• _Aim of the task_: Only the pictures are left out: repeat the rest of the entries exactly.
┄┄┄┄┄┄
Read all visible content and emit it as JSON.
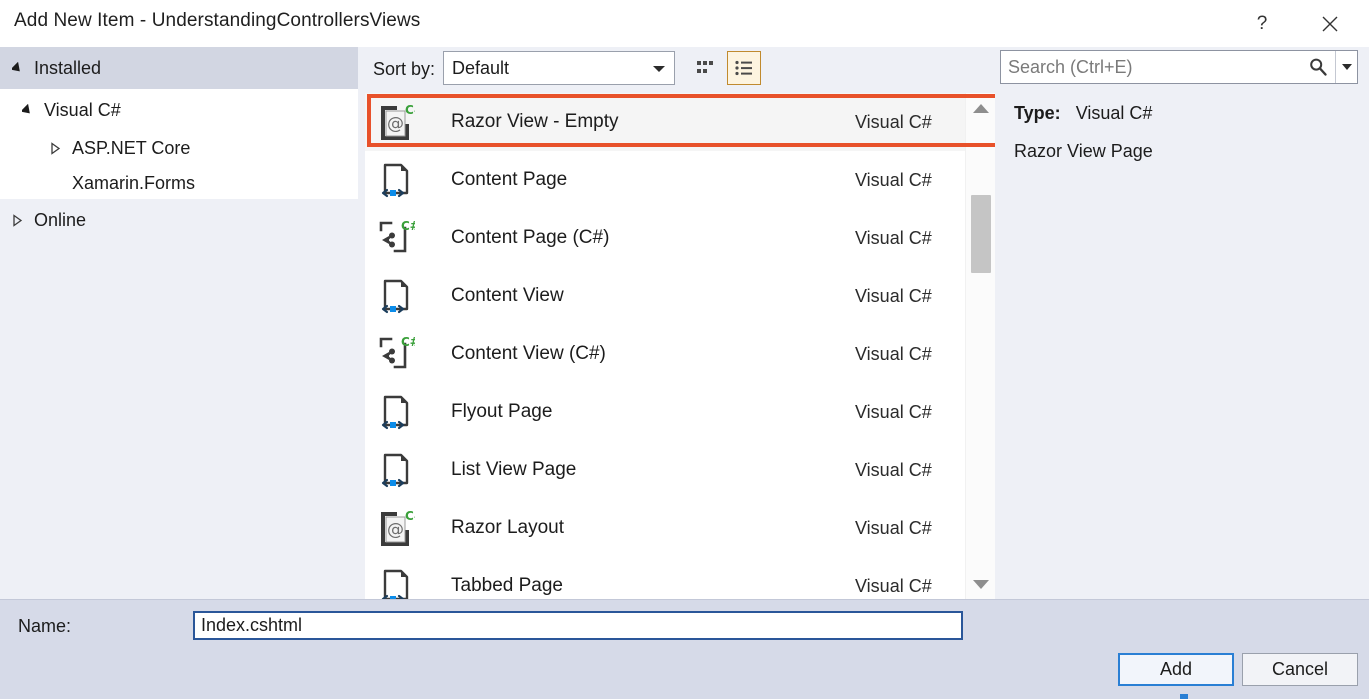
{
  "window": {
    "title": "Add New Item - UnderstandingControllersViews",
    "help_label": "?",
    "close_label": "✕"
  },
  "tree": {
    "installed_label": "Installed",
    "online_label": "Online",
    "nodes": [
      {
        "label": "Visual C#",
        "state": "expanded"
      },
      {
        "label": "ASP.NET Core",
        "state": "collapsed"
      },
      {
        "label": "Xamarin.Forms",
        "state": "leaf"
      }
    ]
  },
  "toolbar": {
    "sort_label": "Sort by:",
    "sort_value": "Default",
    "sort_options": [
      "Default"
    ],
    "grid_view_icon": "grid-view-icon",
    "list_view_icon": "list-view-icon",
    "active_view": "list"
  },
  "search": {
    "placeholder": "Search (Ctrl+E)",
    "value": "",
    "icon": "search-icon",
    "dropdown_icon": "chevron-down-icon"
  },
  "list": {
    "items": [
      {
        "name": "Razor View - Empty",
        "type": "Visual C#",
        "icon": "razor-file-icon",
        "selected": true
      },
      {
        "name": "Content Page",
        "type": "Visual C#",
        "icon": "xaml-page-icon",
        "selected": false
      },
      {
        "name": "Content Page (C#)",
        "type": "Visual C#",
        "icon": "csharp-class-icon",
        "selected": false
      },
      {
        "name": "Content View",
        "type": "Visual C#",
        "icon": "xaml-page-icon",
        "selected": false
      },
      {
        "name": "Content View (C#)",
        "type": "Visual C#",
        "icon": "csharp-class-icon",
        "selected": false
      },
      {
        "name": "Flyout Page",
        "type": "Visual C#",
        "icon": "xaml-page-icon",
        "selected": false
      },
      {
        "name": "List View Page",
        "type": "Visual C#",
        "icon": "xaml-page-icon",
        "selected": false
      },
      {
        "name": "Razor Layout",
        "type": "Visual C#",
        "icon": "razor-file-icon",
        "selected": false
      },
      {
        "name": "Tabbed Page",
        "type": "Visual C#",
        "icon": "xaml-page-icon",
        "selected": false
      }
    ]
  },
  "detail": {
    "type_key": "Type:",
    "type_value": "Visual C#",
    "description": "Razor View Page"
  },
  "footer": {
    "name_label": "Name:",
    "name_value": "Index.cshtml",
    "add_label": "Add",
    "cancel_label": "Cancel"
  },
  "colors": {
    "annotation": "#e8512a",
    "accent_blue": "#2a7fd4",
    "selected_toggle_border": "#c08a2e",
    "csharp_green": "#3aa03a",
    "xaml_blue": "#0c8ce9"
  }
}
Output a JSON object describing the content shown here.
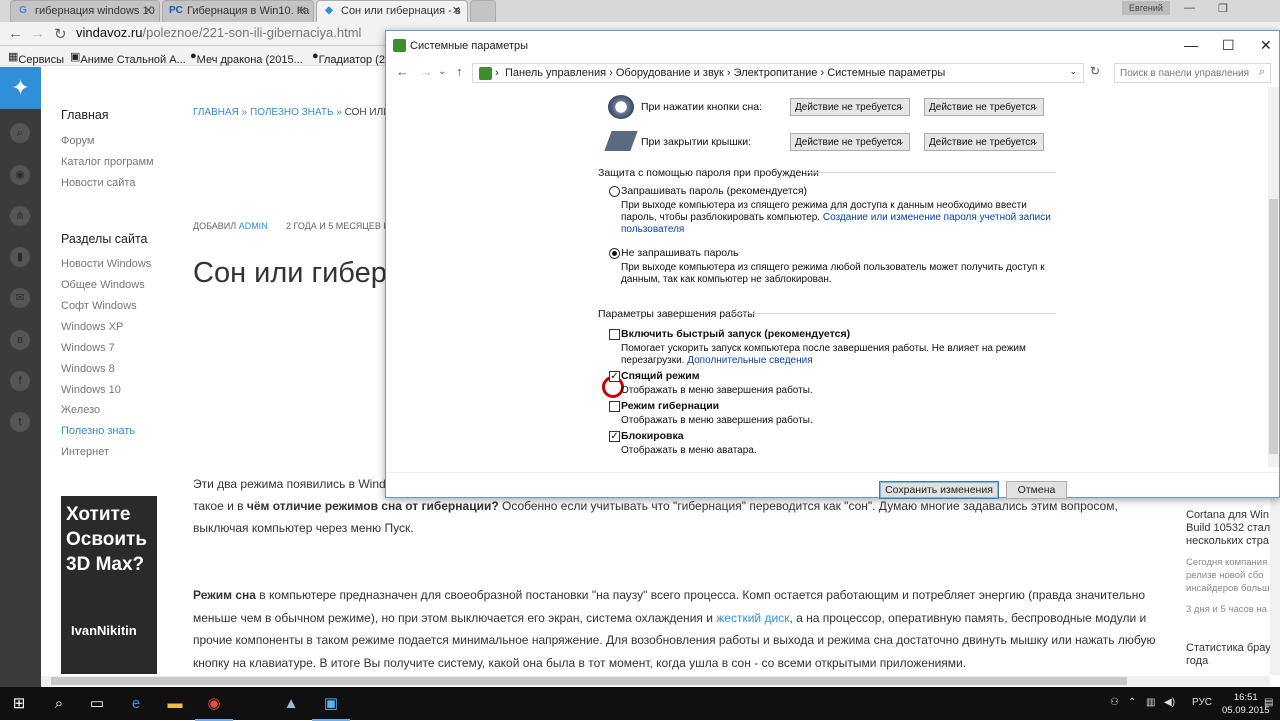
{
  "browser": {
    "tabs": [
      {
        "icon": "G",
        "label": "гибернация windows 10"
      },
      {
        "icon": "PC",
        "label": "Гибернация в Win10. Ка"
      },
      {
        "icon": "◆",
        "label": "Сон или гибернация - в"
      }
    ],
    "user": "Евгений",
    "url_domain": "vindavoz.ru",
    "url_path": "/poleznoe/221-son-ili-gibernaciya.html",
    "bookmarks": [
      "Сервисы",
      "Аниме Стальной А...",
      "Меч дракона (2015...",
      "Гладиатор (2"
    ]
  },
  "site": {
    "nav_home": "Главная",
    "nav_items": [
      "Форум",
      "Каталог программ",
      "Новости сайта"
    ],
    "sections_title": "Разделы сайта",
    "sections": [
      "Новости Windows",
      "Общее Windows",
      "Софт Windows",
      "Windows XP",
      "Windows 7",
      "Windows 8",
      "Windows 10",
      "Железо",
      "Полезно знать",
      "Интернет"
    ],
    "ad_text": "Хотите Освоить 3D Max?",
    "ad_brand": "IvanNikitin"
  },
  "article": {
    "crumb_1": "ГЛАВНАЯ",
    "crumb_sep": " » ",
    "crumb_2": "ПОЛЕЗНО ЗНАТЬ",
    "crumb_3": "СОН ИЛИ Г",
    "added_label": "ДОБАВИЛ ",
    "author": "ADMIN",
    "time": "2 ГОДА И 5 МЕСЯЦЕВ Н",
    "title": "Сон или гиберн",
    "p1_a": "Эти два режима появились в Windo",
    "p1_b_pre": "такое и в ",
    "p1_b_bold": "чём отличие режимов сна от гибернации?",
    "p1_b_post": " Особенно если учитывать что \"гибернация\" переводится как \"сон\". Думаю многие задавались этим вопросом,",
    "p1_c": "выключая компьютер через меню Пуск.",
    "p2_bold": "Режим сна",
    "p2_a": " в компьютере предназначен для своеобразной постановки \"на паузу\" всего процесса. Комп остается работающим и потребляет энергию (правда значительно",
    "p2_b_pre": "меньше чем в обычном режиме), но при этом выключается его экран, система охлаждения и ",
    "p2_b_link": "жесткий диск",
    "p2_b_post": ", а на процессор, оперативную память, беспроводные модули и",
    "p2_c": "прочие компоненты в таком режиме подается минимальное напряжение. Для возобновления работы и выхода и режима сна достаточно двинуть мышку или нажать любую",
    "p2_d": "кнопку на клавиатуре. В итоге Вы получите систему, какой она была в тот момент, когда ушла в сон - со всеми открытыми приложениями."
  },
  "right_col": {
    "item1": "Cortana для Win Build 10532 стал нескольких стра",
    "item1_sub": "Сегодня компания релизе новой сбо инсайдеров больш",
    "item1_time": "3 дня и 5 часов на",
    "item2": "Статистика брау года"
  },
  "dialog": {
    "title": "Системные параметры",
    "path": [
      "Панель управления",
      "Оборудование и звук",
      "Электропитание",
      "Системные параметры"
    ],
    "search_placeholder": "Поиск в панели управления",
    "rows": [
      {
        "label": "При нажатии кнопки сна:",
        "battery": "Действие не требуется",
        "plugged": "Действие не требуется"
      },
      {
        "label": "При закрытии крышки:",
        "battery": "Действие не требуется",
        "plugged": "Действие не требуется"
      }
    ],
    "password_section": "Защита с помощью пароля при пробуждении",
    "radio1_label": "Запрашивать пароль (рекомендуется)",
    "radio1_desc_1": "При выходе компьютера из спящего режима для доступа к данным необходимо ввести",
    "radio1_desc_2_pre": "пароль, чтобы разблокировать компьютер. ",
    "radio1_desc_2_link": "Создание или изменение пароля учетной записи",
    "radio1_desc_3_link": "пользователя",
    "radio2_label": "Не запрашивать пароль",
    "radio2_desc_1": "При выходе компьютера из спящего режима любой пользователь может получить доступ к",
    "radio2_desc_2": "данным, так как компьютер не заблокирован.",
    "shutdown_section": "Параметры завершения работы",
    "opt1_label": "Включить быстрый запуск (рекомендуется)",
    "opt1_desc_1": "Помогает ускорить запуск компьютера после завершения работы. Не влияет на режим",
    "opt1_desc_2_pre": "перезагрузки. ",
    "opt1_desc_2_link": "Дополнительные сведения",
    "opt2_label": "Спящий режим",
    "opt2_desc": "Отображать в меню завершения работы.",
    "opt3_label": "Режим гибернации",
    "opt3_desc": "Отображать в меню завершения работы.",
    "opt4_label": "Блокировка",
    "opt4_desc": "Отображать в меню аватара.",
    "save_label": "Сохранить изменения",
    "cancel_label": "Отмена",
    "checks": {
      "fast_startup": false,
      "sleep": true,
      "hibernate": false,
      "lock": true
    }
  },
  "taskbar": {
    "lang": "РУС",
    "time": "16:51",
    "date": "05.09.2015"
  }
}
┄┄┄┄┄┄
• _Final answer_:
Read all visible content and emit it as JSON.
{
  "window": {
    "title": "Add New Item - UnderstandingControllersViews",
    "help_label": "?",
    "close_label": "✕"
  },
  "tree": {
    "installed_label": "Installed",
    "online_label": "Online",
    "nodes": [
      {
        "label": "Visual C#",
        "state": "expanded"
      },
      {
        "label": "ASP.NET Core",
        "state": "collapsed"
      },
      {
        "label": "Xamarin.Forms",
        "state": "leaf"
      }
    ]
  },
  "toolbar": {
    "sort_label": "Sort by:",
    "sort_value": "Default",
    "sort_options": [
      "Default"
    ],
    "grid_view_icon": "grid-view-icon",
    "list_view_icon": "list-view-icon",
    "active_view": "list"
  },
  "search": {
    "placeholder": "Search (Ctrl+E)",
    "value": "",
    "icon": "search-icon",
    "dropdown_icon": "chevron-down-icon"
  },
  "list": {
    "items": [
      {
        "name": "Razor View - Empty",
        "type": "Visual C#",
        "icon": "razor-file-icon",
        "selected": true
      },
      {
        "name": "Content Page",
        "type": "Visual C#",
        "icon": "xaml-page-icon",
        "selected": false
      },
      {
        "name": "Content Page (C#)",
        "type": "Visual C#",
        "icon": "csharp-class-icon",
        "selected": false
      },
      {
        "name": "Content View",
        "type": "Visual C#",
        "icon": "xaml-page-icon",
        "selected": false
      },
      {
        "name": "Content View (C#)",
        "type": "Visual C#",
        "icon": "csharp-class-icon",
        "selected": false
      },
      {
        "name": "Flyout Page",
        "type": "Visual C#",
        "icon": "xaml-page-icon",
        "selected": false
      },
      {
        "name": "List View Page",
        "type": "Visual C#",
        "icon": "xaml-page-icon",
        "selected": false
      },
      {
        "name": "Razor Layout",
        "type": "Visual C#",
        "icon": "razor-file-icon",
        "selected": false
      },
      {
        "name": "Tabbed Page",
        "type": "Visual C#",
        "icon": "xaml-page-icon",
        "selected": false
      }
    ]
  },
  "detail": {
    "type_key": "Type:",
    "type_value": "Visual C#",
    "description": "Razor View Page"
  },
  "footer": {
    "name_label": "Name:",
    "name_value": "Index.cshtml",
    "add_label": "Add",
    "cancel_label": "Cancel"
  },
  "colors": {
    "annotation": "#e8512a",
    "accent_blue": "#2a7fd4",
    "selected_toggle_border": "#c08a2e",
    "csharp_green": "#3aa03a",
    "xaml_blue": "#0c8ce9"
  }
}
Output a JSON object describing the content shown here.
{
  "browser": {
    "tabs": [
      {
        "icon": "G",
        "label": "гибернация windows 10"
      },
      {
        "icon": "PC",
        "label": "Гибернация в Win10. Ка"
      },
      {
        "icon": "◆",
        "label": "Сон или гибернация - в"
      }
    ],
    "user": "Евгений",
    "url_domain": "vindavoz.ru",
    "url_path": "/poleznoe/221-son-ili-gibernaciya.html",
    "bookmarks": [
      "Сервисы",
      "Аниме Стальной А...",
      "Меч дракона (2015...",
      "Гладиатор (2"
    ]
  },
  "site": {
    "nav_home": "Главная",
    "nav_items": [
      "Форум",
      "Каталог программ",
      "Новости сайта"
    ],
    "sections_title": "Разделы сайта",
    "sections": [
      "Новости Windows",
      "Общее Windows",
      "Софт Windows",
      "Windows XP",
      "Windows 7",
      "Windows 8",
      "Windows 10",
      "Железо",
      "Полезно знать",
      "Интернет"
    ],
    "ad_text": "Хотите Освоить 3D Max?",
    "ad_brand": "IvanNikitin"
  },
  "article": {
    "crumb_1": "ГЛАВНАЯ",
    "crumb_sep": " » ",
    "crumb_2": "ПОЛЕЗНО ЗНАТЬ",
    "crumb_3": "СОН ИЛИ Г",
    "added_label": "ДОБАВИЛ ",
    "author": "ADMIN",
    "time": "2 ГОДА И 5 МЕСЯЦЕВ Н",
    "title": "Сон или гиберн",
    "p1_a": "Эти два режима появились в Windo",
    "p1_b_pre": "такое и в ",
    "p1_b_bold": "чём отличие режимов сна от гибернации?",
    "p1_b_post": " Особенно если учитывать что \"гибернация\" переводится как \"сон\". Думаю многие задавались этим вопросом,",
    "p1_c": "выключая компьютер через меню Пуск.",
    "p2_bold": "Режим сна",
    "p2_a": " в компьютере предназначен для своеобразной постановки \"на паузу\" всего процесса. Комп остается работающим и потребляет энергию (правда значительно",
    "p2_b_pre": "меньше чем в обычном режиме), но при этом выключается его экран, система охлаждения и ",
    "p2_b_link": "жесткий диск",
    "p2_b_post": ", а на процессор, оперативную память, беспроводные модули и",
    "p2_c": "прочие компоненты в таком режиме подается минимальное напряжение. Для возобновления работы и выхода и режима сна достаточно двинуть мышку или нажать любую",
    "p2_d": "кнопку на клавиатуре. В итоге Вы получите систему, какой она была в тот момент, когда ушла в сон - со всеми открытыми приложениями."
  },
  "right_col": {
    "item1": "Cortana для Win Build 10532 стал нескольких стра",
    "item1_sub": "Сегодня компания релизе новой сбо инсайдеров больш",
    "item1_time": "3 дня и 5 часов на",
    "item2": "Статистика брау года"
  },
  "dialog": {
    "title": "Системные параметры",
    "path": [
      "Панель управления",
      "Оборудование и звук",
      "Электропитание",
      "Системные параметры"
    ],
    "search_placeholder": "Поиск в панели управления",
    "rows": [
      {
        "label": "При нажатии кнопки сна:",
        "battery": "Действие не требуется",
        "plugged": "Действие не требуется"
      },
      {
        "label": "При закрытии крышки:",
        "battery": "Действие не требуется",
        "plugged": "Действие не требуется"
      }
    ],
    "password_section": "Защита с помощью пароля при пробуждении",
    "radio1_label": "Запрашивать пароль (рекомендуется)",
    "radio1_desc_1": "При выходе компьютера из спящего режима для доступа к данным необходимо ввести",
    "radio1_desc_2_pre": "пароль, чтобы разблокировать компьютер. ",
    "radio1_desc_2_link": "Создание или изменение пароля учетной записи",
    "radio1_desc_3_link": "пользователя",
    "radio2_label": "Не запрашивать пароль",
    "radio2_desc_1": "При выходе компьютера из спящего режима любой пользователь может получить доступ к",
    "radio2_desc_2": "данным, так как компьютер не заблокирован.",
    "shutdown_section": "Параметры завершения работы",
    "opt1_label": "Включить быстрый запуск (рекомендуется)",
    "opt1_desc_1": "Помогает ускорить запуск компьютера после завершения работы. Не влияет на режим",
    "opt1_desc_2_pre": "перезагрузки. ",
    "opt1_desc_2_link": "Дополнительные сведения",
    "opt2_label": "Спящий режим",
    "opt2_desc": "Отображать в меню завершения работы.",
    "opt3_label": "Режим гибернации",
    "opt3_desc": "Отображать в меню завершения работы.",
    "opt4_label": "Блокировка",
    "opt4_desc": "Отображать в меню аватара.",
    "save_label": "Сохранить изменения",
    "cancel_label": "Отмена",
    "checks": {
      "fast_startup": false,
      "sleep": true,
      "hibernate": false,
      "lock": true
    }
  },
  "taskbar": {
    "lang": "РУС",
    "time": "16:51",
    "date": "05.09.2015"
  }
}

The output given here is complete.